• DIRECTIVE: How many lines in the entries below contain "surgeon"? Answer with the number only.

• Stored items from a collection:
══════════════════════════════

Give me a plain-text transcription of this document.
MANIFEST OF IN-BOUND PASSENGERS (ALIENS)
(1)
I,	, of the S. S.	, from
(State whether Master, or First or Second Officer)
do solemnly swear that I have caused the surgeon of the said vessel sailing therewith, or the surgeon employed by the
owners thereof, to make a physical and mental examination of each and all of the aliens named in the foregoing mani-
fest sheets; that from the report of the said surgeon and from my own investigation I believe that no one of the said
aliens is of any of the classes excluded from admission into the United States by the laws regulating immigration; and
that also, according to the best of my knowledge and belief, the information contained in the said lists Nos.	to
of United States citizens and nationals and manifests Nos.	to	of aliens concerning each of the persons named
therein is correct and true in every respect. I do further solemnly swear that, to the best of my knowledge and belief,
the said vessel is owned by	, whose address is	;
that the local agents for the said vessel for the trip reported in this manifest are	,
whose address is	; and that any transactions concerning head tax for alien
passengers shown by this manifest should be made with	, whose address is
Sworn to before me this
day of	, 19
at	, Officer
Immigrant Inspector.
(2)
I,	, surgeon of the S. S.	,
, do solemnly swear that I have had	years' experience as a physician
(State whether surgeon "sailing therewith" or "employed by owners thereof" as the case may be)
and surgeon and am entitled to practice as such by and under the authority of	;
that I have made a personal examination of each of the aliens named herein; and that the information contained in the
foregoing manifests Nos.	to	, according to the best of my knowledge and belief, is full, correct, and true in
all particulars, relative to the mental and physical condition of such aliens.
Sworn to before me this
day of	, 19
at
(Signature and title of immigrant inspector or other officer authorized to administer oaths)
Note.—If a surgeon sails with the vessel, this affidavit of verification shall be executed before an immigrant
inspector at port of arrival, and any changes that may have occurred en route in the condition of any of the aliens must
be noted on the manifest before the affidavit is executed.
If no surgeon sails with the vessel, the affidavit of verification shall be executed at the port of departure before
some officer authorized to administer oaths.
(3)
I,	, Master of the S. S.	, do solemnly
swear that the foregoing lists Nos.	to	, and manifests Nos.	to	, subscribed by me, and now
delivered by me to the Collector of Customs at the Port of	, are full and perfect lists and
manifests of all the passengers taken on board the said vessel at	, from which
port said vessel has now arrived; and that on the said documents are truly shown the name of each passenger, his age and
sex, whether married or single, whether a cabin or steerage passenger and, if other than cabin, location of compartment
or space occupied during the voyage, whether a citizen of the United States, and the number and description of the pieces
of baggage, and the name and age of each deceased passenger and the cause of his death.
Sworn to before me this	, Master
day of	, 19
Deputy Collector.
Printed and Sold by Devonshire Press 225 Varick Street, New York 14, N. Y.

══════════════════════════════

• FINAL RESULT: 7